Items from a dataset
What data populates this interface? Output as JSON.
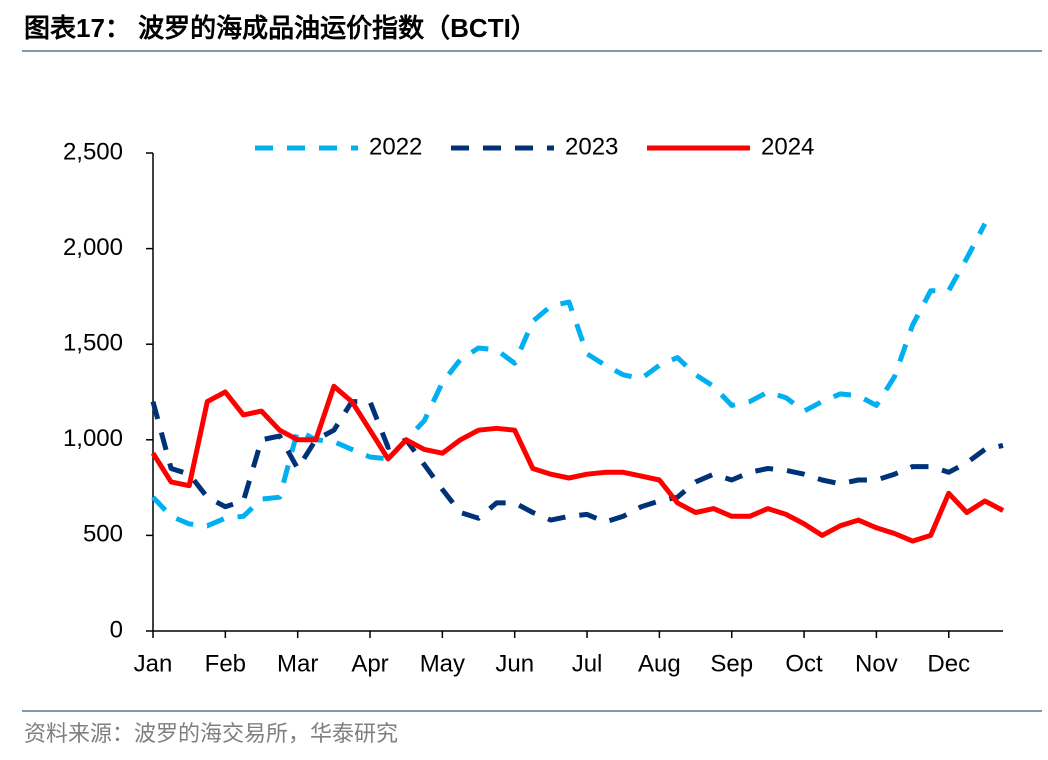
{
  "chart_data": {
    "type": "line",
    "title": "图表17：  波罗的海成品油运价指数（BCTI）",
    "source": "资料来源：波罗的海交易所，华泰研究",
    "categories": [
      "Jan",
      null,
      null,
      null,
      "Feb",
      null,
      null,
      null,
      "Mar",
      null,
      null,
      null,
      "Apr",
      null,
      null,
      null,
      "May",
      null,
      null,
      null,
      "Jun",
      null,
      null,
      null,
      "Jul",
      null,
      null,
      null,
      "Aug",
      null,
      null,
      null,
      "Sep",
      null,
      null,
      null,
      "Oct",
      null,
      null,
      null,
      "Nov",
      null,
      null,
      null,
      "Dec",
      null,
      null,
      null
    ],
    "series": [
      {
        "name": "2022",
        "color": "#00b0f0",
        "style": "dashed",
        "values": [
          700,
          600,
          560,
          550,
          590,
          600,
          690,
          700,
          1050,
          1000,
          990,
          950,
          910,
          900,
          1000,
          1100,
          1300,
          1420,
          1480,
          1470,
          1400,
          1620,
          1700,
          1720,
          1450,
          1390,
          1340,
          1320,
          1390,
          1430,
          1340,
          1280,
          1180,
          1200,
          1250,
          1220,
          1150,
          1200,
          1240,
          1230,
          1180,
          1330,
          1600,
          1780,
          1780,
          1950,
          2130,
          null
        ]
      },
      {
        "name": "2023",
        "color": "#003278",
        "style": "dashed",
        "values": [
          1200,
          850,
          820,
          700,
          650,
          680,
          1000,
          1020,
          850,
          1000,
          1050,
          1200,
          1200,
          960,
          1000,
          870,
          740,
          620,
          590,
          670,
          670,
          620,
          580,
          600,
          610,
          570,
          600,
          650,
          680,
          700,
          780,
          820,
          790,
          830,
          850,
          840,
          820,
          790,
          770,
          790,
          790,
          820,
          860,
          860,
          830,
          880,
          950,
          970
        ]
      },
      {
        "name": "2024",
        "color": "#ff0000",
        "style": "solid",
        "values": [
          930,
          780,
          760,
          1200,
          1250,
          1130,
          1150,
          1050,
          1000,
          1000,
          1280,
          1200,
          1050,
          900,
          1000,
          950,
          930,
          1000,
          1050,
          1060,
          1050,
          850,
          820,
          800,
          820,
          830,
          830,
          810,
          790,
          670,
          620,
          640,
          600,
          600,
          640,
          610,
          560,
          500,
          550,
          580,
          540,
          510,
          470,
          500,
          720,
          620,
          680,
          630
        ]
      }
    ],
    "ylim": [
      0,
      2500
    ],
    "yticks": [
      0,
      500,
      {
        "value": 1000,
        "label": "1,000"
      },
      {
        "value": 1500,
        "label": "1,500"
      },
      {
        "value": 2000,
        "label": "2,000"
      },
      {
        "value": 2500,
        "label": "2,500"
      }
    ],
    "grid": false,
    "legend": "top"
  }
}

EXERCISE PROMPT
Give the count of lines in the listing above that include "color", with no other words.

FULL RESPONSE
3